> [Short problem]:
Copy out every line in the entries below that includes "koppel".

> [Material provided]:
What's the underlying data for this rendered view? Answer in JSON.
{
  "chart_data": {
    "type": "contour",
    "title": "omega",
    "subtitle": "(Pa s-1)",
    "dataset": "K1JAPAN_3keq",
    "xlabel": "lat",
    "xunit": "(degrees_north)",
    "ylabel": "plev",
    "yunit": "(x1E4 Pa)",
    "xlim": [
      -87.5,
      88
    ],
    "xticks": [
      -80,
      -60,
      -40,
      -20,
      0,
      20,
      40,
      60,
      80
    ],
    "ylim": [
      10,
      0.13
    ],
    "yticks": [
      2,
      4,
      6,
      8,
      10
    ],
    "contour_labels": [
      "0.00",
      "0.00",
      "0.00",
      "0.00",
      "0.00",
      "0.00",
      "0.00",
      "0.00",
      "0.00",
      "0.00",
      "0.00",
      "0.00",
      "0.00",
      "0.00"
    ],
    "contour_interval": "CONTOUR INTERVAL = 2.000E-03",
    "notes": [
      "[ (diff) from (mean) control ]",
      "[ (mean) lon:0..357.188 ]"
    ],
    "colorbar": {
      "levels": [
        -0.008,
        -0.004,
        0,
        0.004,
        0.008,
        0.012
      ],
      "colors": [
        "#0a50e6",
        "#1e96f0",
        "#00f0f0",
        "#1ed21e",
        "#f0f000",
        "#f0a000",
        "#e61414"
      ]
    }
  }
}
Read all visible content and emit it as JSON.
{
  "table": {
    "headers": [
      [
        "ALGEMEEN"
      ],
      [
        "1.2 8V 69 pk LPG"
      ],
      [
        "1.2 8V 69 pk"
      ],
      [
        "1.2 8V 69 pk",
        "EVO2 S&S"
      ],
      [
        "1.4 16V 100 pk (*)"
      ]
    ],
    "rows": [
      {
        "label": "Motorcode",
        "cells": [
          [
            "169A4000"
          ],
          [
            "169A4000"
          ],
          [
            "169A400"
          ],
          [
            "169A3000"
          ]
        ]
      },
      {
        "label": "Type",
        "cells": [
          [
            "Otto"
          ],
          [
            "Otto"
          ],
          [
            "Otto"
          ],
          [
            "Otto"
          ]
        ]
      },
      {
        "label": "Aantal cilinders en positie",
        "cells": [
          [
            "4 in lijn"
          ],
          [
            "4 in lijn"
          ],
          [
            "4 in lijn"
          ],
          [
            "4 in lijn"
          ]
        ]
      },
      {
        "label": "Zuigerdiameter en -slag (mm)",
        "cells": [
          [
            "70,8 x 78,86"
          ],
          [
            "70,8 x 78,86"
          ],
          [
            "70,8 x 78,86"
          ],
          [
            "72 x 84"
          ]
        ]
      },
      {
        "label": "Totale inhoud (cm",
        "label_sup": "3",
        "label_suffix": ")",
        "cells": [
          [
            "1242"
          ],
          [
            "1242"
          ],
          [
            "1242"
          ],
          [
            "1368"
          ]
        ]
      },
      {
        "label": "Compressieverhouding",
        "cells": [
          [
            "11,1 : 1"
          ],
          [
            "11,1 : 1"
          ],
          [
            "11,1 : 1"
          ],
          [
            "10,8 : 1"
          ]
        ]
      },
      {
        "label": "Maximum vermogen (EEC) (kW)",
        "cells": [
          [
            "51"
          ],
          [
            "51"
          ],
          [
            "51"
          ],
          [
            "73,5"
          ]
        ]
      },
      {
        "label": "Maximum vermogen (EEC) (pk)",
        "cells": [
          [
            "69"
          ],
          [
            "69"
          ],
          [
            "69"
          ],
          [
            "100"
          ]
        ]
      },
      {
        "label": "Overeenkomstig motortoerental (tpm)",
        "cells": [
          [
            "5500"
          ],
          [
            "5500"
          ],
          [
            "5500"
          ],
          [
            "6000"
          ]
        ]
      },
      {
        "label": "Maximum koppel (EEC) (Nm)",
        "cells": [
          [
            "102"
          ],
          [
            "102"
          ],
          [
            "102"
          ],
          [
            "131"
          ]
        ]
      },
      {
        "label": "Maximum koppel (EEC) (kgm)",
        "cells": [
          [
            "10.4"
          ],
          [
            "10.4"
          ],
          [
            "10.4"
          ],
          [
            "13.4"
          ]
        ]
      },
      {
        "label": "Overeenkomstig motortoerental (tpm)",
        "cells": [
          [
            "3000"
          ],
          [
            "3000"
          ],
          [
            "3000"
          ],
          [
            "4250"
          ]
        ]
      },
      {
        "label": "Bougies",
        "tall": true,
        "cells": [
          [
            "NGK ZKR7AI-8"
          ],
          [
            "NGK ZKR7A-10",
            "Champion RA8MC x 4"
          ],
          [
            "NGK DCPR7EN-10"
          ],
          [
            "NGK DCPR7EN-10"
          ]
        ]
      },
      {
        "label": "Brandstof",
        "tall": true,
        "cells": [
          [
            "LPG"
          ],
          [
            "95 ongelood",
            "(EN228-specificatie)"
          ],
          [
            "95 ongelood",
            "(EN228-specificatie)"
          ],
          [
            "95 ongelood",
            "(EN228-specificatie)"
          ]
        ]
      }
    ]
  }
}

> [Response below]:
        "label": "Maximum koppel (EEC) (Nm)",
        "label": "Maximum koppel (EEC) (kgm)",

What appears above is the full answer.